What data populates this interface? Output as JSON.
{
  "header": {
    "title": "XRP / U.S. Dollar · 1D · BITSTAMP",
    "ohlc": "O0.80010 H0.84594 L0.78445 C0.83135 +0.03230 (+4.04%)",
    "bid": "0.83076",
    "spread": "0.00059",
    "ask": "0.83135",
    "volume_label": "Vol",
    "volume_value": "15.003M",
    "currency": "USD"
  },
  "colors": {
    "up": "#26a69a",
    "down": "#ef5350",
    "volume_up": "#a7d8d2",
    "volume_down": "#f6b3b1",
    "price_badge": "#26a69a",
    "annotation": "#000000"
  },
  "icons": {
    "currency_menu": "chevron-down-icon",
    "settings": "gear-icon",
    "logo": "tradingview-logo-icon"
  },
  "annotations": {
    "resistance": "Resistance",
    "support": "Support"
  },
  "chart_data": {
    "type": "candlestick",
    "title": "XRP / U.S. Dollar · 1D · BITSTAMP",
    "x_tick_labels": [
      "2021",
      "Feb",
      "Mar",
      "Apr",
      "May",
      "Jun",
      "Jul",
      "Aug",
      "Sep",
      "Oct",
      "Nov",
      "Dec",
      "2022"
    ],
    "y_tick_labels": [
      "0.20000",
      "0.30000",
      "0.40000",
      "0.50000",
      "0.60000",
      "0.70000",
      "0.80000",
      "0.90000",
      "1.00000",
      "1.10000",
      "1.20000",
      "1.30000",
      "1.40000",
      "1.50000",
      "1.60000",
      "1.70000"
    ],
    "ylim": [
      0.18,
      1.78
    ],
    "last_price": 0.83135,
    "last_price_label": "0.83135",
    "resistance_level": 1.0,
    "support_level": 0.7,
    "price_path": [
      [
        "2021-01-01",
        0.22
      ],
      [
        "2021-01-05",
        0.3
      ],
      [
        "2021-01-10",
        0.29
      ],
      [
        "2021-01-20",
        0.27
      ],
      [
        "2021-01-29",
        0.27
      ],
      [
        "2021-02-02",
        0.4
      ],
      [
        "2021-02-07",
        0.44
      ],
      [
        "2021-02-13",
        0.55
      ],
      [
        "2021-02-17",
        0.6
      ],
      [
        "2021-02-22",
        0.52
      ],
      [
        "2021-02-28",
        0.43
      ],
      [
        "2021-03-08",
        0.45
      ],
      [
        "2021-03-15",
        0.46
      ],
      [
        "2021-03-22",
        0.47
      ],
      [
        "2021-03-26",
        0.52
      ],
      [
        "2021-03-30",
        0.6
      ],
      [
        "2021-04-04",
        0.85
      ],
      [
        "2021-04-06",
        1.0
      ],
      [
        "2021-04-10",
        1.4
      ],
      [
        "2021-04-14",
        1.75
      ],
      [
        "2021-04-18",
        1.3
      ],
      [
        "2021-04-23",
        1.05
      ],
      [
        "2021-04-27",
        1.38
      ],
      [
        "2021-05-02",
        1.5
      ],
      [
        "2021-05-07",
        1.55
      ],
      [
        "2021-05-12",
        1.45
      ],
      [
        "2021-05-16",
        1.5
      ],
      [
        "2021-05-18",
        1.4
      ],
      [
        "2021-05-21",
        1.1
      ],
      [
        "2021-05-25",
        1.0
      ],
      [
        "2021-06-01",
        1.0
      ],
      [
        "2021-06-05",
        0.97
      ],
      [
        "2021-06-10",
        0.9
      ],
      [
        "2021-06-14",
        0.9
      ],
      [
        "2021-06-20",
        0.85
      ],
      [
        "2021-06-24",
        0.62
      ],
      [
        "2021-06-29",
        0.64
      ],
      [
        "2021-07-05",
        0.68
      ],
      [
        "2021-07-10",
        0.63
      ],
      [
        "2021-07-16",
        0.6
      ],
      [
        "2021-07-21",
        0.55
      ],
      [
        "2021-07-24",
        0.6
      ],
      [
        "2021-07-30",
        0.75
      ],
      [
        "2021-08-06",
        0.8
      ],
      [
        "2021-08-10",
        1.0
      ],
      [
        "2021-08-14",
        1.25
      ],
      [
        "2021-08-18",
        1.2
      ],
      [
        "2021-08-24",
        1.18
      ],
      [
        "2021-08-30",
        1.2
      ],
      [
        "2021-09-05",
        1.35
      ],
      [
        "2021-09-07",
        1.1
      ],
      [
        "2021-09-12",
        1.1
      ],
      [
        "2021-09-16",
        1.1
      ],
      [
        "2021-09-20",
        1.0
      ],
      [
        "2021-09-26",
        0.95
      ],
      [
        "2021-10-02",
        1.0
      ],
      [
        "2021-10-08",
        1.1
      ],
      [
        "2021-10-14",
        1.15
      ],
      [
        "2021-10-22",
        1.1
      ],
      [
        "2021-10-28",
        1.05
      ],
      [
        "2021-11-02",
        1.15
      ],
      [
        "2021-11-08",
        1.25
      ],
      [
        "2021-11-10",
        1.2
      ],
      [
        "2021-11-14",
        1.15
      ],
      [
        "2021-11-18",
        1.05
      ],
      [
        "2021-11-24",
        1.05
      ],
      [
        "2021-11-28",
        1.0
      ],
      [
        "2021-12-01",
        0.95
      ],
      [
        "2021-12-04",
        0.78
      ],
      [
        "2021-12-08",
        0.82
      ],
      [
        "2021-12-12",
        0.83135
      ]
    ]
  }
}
■ ■ ■ ■ ■
§ Work to complete
Repeat each entry word for word.

§ Written answer
What data populates this interface? Output as JSON.
{
  "header": {
    "title": "XRP / U.S. Dollar · 1D · BITSTAMP",
    "ohlc": "O0.80010 H0.84594 L0.78445 C0.83135 +0.03230 (+4.04%)",
    "bid": "0.83076",
    "spread": "0.00059",
    "ask": "0.83135",
    "volume_label": "Vol",
    "volume_value": "15.003M",
    "currency": "USD"
  },
  "colors": {
    "up": "#26a69a",
    "down": "#ef5350",
    "volume_up": "#a7d8d2",
    "volume_down": "#f6b3b1",
    "price_badge": "#26a69a",
    "annotation": "#000000"
  },
  "icons": {
    "currency_menu": "chevron-down-icon",
    "settings": "gear-icon",
    "logo": "tradingview-logo-icon"
  },
  "annotations": {
    "resistance": "Resistance",
    "support": "Support"
  },
  "chart_data": {
    "type": "candlestick",
    "title": "XRP / U.S. Dollar · 1D · BITSTAMP",
    "x_tick_labels": [
      "2021",
      "Feb",
      "Mar",
      "Apr",
      "May",
      "Jun",
      "Jul",
      "Aug",
      "Sep",
      "Oct",
      "Nov",
      "Dec",
      "2022"
    ],
    "y_tick_labels": [
      "0.20000",
      "0.30000",
      "0.40000",
      "0.50000",
      "0.60000",
      "0.70000",
      "0.80000",
      "0.90000",
      "1.00000",
      "1.10000",
      "1.20000",
      "1.30000",
      "1.40000",
      "1.50000",
      "1.60000",
      "1.70000"
    ],
    "ylim": [
      0.18,
      1.78
    ],
    "last_price": 0.83135,
    "last_price_label": "0.83135",
    "resistance_level": 1.0,
    "support_level": 0.7,
    "price_path": [
      [
        "2021-01-01",
        0.22
      ],
      [
        "2021-01-05",
        0.3
      ],
      [
        "2021-01-10",
        0.29
      ],
      [
        "2021-01-20",
        0.27
      ],
      [
        "2021-01-29",
        0.27
      ],
      [
        "2021-02-02",
        0.4
      ],
      [
        "2021-02-07",
        0.44
      ],
      [
        "2021-02-13",
        0.55
      ],
      [
        "2021-02-17",
        0.6
      ],
      [
        "2021-02-22",
        0.52
      ],
      [
        "2021-02-28",
        0.43
      ],
      [
        "2021-03-08",
        0.45
      ],
      [
        "2021-03-15",
        0.46
      ],
      [
        "2021-03-22",
        0.47
      ],
      [
        "2021-03-26",
        0.52
      ],
      [
        "2021-03-30",
        0.6
      ],
      [
        "2021-04-04",
        0.85
      ],
      [
        "2021-04-06",
        1.0
      ],
      [
        "2021-04-10",
        1.4
      ],
      [
        "2021-04-14",
        1.75
      ],
      [
        "2021-04-18",
        1.3
      ],
      [
        "2021-04-23",
        1.05
      ],
      [
        "2021-04-27",
        1.38
      ],
      [
        "2021-05-02",
        1.5
      ],
      [
        "2021-05-07",
        1.55
      ],
      [
        "2021-05-12",
        1.45
      ],
      [
        "2021-05-16",
        1.5
      ],
      [
        "2021-05-18",
        1.4
      ],
      [
        "2021-05-21",
        1.1
      ],
      [
        "2021-05-25",
        1.0
      ],
      [
        "2021-06-01",
        1.0
      ],
      [
        "2021-06-05",
        0.97
      ],
      [
        "2021-06-10",
        0.9
      ],
      [
        "2021-06-14",
        0.9
      ],
      [
        "2021-06-20",
        0.85
      ],
      [
        "2021-06-24",
        0.62
      ],
      [
        "2021-06-29",
        0.64
      ],
      [
        "2021-07-05",
        0.68
      ],
      [
        "2021-07-10",
        0.63
      ],
      [
        "2021-07-16",
        0.6
      ],
      [
        "2021-07-21",
        0.55
      ],
      [
        "2021-07-24",
        0.6
      ],
      [
        "2021-07-30",
        0.75
      ],
      [
        "2021-08-06",
        0.8
      ],
      [
        "2021-08-10",
        1.0
      ],
      [
        "2021-08-14",
        1.25
      ],
      [
        "2021-08-18",
        1.2
      ],
      [
        "2021-08-24",
        1.18
      ],
      [
        "2021-08-30",
        1.2
      ],
      [
        "2021-09-05",
        1.35
      ],
      [
        "2021-09-07",
        1.1
      ],
      [
        "2021-09-12",
        1.1
      ],
      [
        "2021-09-16",
        1.1
      ],
      [
        "2021-09-20",
        1.0
      ],
      [
        "2021-09-26",
        0.95
      ],
      [
        "2021-10-02",
        1.0
      ],
      [
        "2021-10-08",
        1.1
      ],
      [
        "2021-10-14",
        1.15
      ],
      [
        "2021-10-22",
        1.1
      ],
      [
        "2021-10-28",
        1.05
      ],
      [
        "2021-11-02",
        1.15
      ],
      [
        "2021-11-08",
        1.25
      ],
      [
        "2021-11-10",
        1.2
      ],
      [
        "2021-11-14",
        1.15
      ],
      [
        "2021-11-18",
        1.05
      ],
      [
        "2021-11-24",
        1.05
      ],
      [
        "2021-11-28",
        1.0
      ],
      [
        "2021-12-01",
        0.95
      ],
      [
        "2021-12-04",
        0.78
      ],
      [
        "2021-12-08",
        0.82
      ],
      [
        "2021-12-12",
        0.83135
      ]
    ]
  }
}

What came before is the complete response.